** begin **

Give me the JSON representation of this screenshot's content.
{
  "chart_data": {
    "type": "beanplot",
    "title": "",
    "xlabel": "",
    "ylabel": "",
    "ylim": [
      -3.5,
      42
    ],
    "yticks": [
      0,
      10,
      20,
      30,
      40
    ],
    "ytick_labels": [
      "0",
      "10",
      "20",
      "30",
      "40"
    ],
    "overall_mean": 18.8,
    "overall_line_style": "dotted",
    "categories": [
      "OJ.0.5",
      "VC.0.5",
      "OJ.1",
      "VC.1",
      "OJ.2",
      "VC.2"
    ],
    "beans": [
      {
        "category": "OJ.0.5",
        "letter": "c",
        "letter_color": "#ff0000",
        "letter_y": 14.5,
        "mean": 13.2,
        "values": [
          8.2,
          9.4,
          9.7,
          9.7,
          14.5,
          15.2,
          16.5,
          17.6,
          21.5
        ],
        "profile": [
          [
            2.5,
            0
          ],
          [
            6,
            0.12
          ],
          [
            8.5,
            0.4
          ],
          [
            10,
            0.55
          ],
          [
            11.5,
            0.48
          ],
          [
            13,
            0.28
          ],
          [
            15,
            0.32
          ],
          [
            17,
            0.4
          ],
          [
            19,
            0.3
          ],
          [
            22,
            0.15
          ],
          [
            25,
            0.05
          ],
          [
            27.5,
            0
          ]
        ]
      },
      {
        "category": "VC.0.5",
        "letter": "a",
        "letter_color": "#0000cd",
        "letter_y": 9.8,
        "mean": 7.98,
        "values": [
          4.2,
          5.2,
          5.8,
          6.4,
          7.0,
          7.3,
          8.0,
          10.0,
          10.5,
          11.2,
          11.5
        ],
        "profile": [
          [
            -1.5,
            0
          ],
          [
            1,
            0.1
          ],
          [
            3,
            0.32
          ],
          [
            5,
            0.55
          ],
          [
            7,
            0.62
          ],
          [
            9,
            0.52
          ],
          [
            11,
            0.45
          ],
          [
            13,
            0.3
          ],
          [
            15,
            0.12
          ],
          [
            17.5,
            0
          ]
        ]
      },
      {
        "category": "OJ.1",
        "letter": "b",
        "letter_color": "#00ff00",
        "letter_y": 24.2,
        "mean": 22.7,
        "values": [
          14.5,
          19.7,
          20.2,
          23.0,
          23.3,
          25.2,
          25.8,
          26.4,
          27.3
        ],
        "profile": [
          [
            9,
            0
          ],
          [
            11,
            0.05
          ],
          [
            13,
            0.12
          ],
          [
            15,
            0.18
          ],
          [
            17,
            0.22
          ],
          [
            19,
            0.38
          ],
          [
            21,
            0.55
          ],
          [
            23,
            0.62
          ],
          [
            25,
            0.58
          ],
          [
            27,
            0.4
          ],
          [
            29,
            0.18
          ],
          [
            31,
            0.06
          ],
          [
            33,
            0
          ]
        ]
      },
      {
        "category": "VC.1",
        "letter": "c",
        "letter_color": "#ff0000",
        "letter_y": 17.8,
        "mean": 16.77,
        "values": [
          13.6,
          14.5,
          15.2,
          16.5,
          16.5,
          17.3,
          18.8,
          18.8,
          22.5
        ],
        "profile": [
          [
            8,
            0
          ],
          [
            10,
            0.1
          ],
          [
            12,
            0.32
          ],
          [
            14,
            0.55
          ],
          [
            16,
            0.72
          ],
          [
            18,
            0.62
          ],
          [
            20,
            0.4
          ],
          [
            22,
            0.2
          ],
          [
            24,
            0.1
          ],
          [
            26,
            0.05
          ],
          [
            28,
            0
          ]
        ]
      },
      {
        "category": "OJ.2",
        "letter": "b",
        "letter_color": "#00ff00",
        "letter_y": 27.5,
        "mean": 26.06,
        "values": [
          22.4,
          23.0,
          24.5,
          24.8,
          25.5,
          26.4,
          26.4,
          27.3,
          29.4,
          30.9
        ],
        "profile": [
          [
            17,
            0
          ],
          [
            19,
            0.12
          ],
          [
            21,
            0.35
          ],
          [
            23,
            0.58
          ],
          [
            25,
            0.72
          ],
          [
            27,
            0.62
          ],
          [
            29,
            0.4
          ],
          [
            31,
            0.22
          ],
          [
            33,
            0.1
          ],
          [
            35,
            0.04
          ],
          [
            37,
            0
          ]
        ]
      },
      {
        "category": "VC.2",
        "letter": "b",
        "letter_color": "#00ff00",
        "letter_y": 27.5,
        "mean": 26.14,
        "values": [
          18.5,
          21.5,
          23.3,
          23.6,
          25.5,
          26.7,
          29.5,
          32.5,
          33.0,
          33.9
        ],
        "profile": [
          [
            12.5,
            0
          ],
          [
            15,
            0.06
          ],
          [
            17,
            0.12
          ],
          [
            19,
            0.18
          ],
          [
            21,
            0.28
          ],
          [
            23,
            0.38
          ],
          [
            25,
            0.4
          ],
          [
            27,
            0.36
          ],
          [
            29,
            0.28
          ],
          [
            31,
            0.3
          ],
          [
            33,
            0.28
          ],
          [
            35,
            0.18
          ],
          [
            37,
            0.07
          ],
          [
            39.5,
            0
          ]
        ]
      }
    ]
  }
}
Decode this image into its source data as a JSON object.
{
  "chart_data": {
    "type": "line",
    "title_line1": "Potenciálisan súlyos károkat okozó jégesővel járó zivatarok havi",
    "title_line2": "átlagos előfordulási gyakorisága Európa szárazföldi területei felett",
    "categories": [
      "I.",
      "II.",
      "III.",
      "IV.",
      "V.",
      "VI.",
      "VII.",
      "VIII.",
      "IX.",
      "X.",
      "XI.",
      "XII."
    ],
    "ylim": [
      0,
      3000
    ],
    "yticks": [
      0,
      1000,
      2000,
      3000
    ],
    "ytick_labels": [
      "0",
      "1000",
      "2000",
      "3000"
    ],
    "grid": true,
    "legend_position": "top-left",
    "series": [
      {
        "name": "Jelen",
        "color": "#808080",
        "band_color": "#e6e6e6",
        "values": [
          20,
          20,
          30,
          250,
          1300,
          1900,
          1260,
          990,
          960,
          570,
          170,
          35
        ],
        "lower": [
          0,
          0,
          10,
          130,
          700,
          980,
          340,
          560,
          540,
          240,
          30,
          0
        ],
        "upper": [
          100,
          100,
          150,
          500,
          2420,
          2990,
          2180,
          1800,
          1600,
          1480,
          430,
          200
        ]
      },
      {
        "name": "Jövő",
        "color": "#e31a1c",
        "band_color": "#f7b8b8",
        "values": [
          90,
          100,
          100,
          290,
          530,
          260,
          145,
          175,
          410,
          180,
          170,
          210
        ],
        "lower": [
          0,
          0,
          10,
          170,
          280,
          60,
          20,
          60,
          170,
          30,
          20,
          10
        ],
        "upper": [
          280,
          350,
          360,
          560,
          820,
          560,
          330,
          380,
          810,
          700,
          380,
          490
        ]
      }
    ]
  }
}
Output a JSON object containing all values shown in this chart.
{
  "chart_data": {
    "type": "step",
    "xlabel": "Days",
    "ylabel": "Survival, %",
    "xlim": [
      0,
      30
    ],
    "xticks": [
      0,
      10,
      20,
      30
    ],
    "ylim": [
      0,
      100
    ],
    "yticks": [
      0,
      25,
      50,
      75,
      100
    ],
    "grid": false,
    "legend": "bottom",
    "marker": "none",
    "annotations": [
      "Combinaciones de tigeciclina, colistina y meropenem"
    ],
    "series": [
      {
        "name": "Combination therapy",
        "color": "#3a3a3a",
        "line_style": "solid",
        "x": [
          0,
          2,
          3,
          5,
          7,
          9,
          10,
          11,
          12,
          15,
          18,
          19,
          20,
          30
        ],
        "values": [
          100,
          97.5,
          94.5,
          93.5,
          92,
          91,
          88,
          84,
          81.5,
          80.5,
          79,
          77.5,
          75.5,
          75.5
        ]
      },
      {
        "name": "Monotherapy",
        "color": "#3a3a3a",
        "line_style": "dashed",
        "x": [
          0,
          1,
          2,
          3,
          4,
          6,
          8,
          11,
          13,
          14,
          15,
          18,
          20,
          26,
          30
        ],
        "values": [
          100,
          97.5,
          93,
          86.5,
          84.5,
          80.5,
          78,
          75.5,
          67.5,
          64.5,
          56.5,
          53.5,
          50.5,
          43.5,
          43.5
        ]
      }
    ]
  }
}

** end **

• DIRECTIVE: Search the data above for the string "name" and return every line that has it.

• SOLUTION TO THE EXERCISE:
        "name": "Jelen",
        "name": "Jövő",
        "name": "Combination therapy",
        "name": "Monotherapy",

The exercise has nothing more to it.